[Raw records]
....................
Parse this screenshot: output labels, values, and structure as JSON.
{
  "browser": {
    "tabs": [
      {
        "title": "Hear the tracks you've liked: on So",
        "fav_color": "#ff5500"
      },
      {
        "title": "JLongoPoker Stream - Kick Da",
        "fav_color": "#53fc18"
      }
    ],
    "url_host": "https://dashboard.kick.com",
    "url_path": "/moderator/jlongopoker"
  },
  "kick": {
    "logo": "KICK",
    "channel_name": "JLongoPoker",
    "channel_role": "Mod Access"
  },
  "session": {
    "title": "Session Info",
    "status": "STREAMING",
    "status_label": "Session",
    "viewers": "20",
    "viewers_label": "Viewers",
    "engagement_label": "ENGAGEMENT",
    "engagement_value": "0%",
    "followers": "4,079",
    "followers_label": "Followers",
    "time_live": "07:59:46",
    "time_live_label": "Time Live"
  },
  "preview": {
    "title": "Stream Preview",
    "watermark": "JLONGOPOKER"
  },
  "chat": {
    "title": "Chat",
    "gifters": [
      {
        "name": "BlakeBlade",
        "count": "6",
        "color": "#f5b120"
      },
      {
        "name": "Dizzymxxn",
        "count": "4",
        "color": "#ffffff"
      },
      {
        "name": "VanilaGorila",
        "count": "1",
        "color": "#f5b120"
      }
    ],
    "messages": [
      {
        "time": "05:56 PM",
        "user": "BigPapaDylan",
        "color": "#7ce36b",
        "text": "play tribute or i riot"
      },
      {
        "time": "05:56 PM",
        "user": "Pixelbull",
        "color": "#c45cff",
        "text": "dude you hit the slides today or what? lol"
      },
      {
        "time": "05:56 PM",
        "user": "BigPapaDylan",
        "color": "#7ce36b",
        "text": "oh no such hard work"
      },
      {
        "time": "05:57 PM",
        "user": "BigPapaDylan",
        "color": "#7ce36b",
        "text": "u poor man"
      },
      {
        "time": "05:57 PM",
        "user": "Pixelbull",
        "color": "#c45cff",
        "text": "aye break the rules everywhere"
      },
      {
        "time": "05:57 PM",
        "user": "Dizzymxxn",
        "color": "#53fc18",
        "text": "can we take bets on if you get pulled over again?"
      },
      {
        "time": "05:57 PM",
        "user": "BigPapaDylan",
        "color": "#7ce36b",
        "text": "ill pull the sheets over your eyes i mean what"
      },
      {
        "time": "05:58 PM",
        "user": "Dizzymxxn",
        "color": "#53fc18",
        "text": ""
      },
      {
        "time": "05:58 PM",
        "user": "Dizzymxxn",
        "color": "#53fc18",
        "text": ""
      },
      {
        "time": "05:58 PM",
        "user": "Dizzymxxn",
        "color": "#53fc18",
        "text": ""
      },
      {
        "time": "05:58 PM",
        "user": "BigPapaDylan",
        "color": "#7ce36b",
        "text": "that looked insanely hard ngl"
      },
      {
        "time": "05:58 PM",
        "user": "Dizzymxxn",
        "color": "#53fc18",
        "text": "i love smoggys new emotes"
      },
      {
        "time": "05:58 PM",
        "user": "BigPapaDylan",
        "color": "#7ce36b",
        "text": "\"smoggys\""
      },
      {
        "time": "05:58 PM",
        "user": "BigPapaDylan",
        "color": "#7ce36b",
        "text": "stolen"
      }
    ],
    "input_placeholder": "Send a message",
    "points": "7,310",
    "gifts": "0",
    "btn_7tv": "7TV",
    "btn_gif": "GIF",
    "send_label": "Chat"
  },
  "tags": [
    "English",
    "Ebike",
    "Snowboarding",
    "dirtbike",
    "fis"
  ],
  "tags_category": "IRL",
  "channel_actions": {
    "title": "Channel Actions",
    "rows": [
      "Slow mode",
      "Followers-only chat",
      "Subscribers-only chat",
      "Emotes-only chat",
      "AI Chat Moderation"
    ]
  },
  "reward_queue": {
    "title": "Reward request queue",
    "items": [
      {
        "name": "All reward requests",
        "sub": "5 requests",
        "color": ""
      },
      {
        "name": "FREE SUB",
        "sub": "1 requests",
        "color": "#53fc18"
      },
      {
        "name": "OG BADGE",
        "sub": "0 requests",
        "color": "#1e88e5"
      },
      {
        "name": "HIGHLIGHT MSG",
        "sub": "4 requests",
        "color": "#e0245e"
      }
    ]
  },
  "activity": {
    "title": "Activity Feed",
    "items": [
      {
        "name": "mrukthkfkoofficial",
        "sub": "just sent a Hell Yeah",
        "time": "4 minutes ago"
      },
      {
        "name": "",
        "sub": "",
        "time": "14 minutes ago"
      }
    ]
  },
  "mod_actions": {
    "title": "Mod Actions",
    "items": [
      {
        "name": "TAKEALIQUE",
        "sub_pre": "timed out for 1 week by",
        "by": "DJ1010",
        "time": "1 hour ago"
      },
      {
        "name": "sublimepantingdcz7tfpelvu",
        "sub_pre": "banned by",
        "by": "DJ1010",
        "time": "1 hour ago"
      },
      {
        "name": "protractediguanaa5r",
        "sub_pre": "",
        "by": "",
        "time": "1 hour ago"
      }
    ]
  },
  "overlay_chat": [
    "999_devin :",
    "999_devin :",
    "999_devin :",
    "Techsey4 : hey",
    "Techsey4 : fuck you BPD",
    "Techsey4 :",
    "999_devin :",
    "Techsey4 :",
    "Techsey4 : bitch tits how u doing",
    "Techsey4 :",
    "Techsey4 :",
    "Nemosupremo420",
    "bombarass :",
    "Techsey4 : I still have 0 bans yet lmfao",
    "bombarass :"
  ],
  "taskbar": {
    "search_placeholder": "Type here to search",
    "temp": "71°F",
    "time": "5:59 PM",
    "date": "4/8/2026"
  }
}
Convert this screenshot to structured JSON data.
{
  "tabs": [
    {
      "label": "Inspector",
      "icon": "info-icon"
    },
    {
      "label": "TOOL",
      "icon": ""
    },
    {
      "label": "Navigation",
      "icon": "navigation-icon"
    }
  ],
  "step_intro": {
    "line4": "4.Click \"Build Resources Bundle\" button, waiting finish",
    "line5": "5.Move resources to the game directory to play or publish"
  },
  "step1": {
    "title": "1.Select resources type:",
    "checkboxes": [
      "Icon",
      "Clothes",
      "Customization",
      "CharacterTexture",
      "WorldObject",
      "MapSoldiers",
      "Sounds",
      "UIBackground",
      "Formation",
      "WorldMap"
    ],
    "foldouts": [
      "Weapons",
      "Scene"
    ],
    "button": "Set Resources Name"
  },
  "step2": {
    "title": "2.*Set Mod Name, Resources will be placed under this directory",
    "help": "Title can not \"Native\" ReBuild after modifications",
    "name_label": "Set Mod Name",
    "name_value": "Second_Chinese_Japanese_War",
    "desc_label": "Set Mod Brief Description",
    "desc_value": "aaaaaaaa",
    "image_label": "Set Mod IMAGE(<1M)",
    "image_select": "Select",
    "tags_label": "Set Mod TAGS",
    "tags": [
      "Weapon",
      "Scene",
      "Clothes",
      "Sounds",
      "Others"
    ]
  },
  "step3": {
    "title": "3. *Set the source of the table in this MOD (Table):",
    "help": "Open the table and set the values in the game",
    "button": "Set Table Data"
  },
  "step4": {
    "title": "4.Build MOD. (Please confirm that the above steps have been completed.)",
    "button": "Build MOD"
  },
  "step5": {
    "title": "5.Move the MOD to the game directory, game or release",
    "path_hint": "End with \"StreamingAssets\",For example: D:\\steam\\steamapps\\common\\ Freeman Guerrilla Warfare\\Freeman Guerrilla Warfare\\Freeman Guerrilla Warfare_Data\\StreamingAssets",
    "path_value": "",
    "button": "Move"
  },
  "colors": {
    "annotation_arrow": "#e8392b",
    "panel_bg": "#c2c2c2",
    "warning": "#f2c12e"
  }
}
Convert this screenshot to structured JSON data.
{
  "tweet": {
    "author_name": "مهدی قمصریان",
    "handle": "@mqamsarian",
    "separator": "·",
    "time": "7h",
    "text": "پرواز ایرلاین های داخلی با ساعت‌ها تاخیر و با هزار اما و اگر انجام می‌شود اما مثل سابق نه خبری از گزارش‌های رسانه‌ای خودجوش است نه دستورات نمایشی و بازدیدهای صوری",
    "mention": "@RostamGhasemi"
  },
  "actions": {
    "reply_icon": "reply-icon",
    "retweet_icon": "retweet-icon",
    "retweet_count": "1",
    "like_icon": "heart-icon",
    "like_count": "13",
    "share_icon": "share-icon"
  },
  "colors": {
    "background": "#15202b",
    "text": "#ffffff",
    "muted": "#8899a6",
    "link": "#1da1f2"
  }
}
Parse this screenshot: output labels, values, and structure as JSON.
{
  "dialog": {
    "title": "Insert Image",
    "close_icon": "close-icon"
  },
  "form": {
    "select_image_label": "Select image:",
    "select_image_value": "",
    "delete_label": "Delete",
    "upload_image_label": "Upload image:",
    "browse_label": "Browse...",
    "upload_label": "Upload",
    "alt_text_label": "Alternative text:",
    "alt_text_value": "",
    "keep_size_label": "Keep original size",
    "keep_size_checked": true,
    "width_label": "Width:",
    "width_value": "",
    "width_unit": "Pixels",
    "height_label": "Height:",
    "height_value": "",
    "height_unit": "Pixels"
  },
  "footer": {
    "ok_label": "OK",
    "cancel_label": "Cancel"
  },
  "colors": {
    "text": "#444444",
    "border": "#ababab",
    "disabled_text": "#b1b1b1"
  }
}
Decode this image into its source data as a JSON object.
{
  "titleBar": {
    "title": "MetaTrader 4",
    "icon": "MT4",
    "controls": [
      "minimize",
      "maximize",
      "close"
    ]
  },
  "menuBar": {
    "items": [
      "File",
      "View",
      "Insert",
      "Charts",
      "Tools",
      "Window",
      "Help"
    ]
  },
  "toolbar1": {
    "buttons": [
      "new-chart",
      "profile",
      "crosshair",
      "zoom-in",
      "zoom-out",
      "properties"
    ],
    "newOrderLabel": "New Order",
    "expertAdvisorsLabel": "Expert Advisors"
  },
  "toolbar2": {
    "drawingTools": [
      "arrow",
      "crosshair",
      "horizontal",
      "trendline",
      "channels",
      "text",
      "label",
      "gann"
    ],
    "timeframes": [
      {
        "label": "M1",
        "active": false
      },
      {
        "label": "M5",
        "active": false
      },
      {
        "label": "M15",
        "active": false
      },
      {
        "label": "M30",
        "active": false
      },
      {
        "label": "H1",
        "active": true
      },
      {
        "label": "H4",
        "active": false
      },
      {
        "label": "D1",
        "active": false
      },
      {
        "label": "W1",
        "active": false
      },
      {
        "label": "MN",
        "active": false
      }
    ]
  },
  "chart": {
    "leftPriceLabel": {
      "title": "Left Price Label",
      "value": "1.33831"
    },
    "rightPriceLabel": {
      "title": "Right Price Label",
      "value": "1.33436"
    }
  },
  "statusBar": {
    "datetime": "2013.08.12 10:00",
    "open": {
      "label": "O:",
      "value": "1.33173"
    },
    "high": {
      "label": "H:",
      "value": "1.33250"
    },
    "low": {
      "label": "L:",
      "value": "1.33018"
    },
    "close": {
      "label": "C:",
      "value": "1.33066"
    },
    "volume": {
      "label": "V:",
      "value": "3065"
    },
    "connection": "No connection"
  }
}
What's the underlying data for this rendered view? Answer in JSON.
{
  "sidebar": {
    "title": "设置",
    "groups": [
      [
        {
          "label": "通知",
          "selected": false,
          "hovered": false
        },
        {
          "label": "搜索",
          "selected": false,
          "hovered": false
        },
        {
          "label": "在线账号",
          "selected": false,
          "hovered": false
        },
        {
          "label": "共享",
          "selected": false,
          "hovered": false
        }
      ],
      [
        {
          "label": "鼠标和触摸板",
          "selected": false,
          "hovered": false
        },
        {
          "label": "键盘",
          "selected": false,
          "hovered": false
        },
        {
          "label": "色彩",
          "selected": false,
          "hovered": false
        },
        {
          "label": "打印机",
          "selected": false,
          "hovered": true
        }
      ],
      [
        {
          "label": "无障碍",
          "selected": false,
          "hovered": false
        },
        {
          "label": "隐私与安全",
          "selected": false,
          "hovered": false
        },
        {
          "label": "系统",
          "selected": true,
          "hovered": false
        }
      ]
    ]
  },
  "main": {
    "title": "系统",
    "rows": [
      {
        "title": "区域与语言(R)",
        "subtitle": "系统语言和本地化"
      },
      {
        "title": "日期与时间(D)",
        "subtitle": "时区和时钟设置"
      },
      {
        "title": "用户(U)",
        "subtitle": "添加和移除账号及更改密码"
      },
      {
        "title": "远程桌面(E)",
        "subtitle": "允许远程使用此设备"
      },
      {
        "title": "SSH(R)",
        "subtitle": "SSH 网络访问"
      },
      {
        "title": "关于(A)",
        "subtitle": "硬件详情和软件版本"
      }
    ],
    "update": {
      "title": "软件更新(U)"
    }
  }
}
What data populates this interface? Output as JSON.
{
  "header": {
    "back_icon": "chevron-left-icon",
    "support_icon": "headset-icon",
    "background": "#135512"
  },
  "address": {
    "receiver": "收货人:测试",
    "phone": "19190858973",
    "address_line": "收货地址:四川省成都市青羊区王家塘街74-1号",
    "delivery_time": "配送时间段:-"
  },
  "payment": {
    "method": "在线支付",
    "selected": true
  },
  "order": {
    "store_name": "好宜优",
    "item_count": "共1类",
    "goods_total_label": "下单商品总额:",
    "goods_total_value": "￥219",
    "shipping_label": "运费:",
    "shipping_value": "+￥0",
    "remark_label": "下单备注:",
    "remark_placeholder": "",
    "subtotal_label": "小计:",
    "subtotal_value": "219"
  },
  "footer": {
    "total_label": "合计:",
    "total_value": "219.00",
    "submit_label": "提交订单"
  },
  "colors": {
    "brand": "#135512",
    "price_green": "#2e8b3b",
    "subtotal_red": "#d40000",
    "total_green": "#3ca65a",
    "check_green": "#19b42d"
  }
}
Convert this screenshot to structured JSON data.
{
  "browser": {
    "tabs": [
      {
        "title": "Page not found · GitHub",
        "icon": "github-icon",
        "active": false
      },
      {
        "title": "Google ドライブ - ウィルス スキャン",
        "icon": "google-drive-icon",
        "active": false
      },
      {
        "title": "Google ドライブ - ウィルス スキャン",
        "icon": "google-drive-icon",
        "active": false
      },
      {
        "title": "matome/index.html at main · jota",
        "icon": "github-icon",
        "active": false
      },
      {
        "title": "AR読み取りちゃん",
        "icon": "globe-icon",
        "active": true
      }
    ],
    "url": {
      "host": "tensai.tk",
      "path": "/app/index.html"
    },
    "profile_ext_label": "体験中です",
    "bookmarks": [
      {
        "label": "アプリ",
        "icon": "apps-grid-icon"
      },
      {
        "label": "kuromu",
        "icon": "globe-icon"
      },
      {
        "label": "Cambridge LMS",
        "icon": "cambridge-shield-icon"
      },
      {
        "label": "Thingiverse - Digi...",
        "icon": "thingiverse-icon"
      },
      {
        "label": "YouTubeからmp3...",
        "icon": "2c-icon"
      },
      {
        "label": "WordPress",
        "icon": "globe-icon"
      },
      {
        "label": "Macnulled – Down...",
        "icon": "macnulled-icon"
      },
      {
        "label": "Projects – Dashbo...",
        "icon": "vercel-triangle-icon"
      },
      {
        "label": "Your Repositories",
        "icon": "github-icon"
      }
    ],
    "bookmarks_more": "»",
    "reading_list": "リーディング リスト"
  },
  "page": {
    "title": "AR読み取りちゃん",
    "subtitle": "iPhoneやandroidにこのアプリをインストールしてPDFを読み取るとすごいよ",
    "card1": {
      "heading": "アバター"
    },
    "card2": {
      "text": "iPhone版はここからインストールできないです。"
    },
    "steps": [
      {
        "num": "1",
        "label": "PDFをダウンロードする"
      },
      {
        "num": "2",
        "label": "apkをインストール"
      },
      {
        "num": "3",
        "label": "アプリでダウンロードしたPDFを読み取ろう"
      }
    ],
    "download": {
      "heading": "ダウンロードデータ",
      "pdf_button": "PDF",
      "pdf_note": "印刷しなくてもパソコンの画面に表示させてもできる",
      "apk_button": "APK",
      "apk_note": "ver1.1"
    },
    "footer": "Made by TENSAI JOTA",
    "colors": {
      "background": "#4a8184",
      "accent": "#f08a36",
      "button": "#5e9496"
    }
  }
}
....................
| Exercise details |
Look above for every line with the word "that" and copy it.

| Task result |
        "text": "that looked insanely hard ngl"
    "title": "4.Build MOD. (Please confirm that the above steps have been completed.)",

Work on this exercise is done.